*Provided data*
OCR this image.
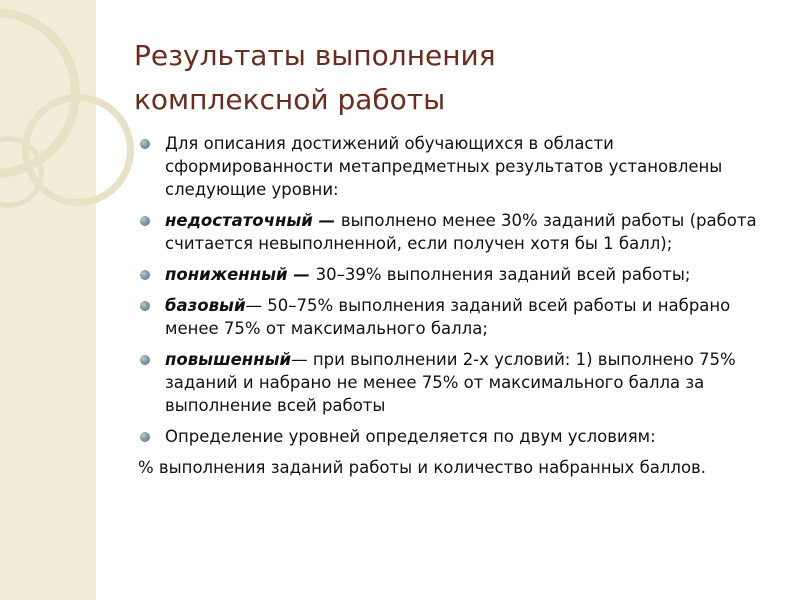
Результаты выполнения
комплексной работы
Для описания достижений обучающихся в области сформированности метапредметных результатов установлены следующие уровни:
недостаточный — выполнено менее 30% заданий работы (работа считается невыполненной, если получен хотя бы 1 балл);
пониженный — 30–39% выполнения заданий всей работы;
базовый— 50–75% выполнения заданий всей работы и набрано менее 75% от максимального балла;
повышенный— при выполнении 2-х условий: 1) выполнено 75% заданий и набрано не менее 75% от максимального балла за выполнение всей работы
Определение уровней определяется по двум условиям:
% выполнения заданий работы и количество набранных баллов.
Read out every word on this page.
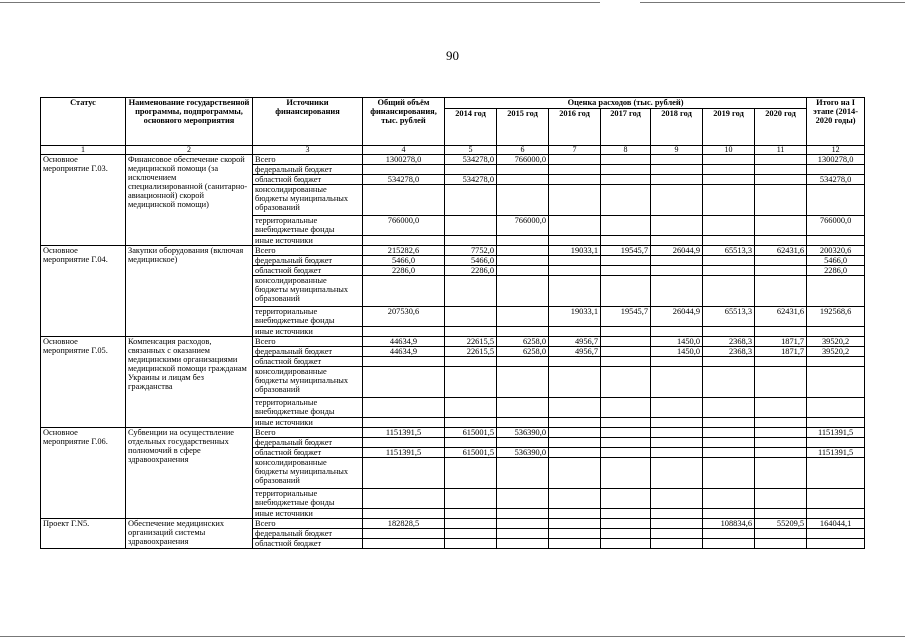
90
Статус	Наименование государственной программы, подпрограммы, основного мероприятия	Источники финансирования	Общий объём финансирования, тыс. рублей	Оценка расходов (тыс. рублей)							Итого на I этапе (2014-2020 годы)
				2014 год	2015 год	2016 год	2017 год	2018 год	2019 год	2020 год	
1	2	3	4	5	6	7	8	9	10	11	12
Основное мероприятие Г.03.	Финансовое обеспечение скорой медицинской помощи (за исключением специализированной (санитарно-авиационной) скорой медицинской помощи)	Всего	1300278,0	534278,0	766000,0						1300278,0
		федеральный бюджет									
		областной бюджет	534278,0	534278,0							534278,0
		консолидированные бюджеты муниципальных образований									
		территориальные внебюджетные фонды	766000,0		766000,0						766000,0
		иные источники									
Основное мероприятие Г.04.	Закупки оборудования (включая медицинское)	Всего	215282,6	7752,0		19033,1	19545,7	26044,9	65513,3	62431,6	200320,6
		федеральный бюджет	5466,0	5466,0							5466,0
		областной бюджет	2286,0	2286,0							2286,0
		консолидированные бюджеты муниципальных образований									
		территориальные внебюджетные фонды	207530,6			19033,1	19545,7	26044,9	65513,3	62431,6	192568,6
		иные источники									
Основное мероприятие Г.05.	Компенсация расходов, связанных с оказанием медицинскими организациями медицинской помощи гражданам Украины и лицам без гражданства	Всего	44634,9	22615,5	6258,0	4956,7		1450,0	2368,3	1871,7	39520,2
		федеральный бюджет	44634,9	22615,5	6258,0	4956,7		1450,0	2368,3	1871,7	39520,2
		областной бюджет									
		консолидированные бюджеты муниципальных образований									
		территориальные внебюджетные фонды									
		иные источники									
Основное мероприятие Г.06.	Субвенции на осуществление отдельных государственных полномочий в сфере здравоохранения	Всего	1151391,5	615001,5	536390,0						1151391,5
		федеральный бюджет									
		областной бюджет	1151391,5	615001,5	536390,0						1151391,5
		консолидированные бюджеты муниципальных образований									
		территориальные внебюджетные фонды									
		иные источники									
Проект Г.N5.	Обеспечение медицинских организаций системы здравоохранения	Всего	182828,5						108834,6	55209,5	164044,1
		федеральный бюджет									
		областной бюджет									
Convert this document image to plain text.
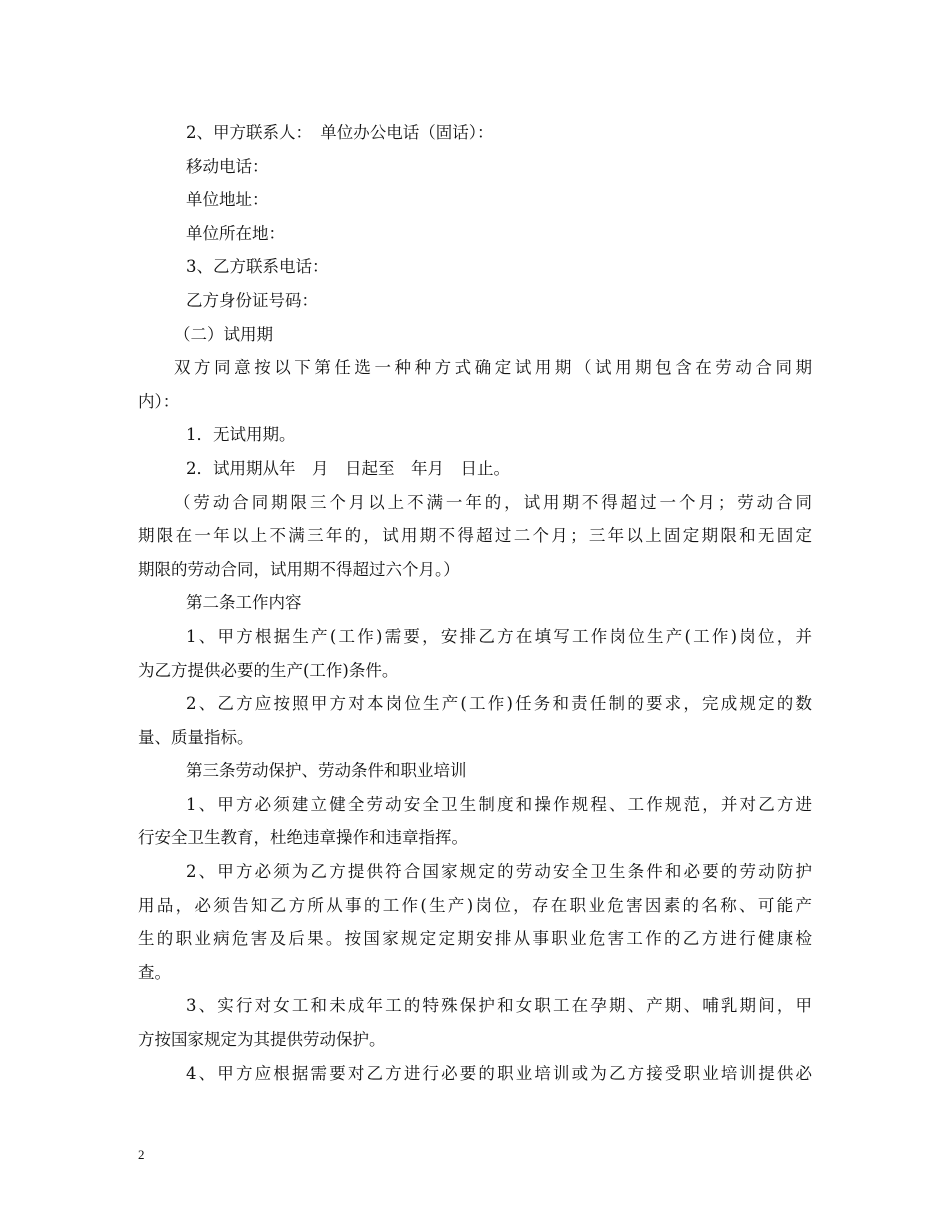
2、甲方联系人：　单位办公电话（固话）：
移动电话：
单位地址：
单位所在地：
3、乙方联系电话：
乙方身份证号码：
（二）试用期
双方同意按以下第任选一种种方式确定试用期（试用期包含在劳动合同期
内）：
1．无试用期。
2．试用期从年　月　日起至　年月　日止。
（劳动合同期限三个月以上不满一年的，试用期不得超过一个月；劳动合同
期限在一年以上不满三年的，试用期不得超过二个月；三年以上固定期限和无固定
期限的劳动合同，试用期不得超过六个月。）
第二条工作内容
1、甲方根据生产(工作)需要，安排乙方在填写工作岗位生产(工作)岗位，并
为乙方提供必要的生产(工作)条件。
2、乙方应按照甲方对本岗位生产(工作)任务和责任制的要求，完成规定的数
量、质量指标。
第三条劳动保护、劳动条件和职业培训
1、甲方必须建立健全劳动安全卫生制度和操作规程、工作规范，并对乙方进
行安全卫生教育，杜绝违章操作和违章指挥。
2、甲方必须为乙方提供符合国家规定的劳动安全卫生条件和必要的劳动防护
用品，必须告知乙方所从事的工作(生产)岗位，存在职业危害因素的名称、可能产
生的职业病危害及后果。按国家规定定期安排从事职业危害工作的乙方进行健康检
查。
3、实行对女工和未成年工的特殊保护和女职工在孕期、产期、哺乳期间，甲
方按国家规定为其提供劳动保护。
4、甲方应根据需要对乙方进行必要的职业培训或为乙方接受职业培训提供必
2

*Description of the task*
Only lines with "выполнено" are wanted here; list each of them.

*Full answer*
недостаточный — выполнено менее 30% заданий работы (работа считается невыполненной, если получен хотя бы 1 балл);
повышенный— при выполнении 2-х условий: 1) выполнено 75% заданий и набрано не менее 75% от максимального балла за выполнение всей работы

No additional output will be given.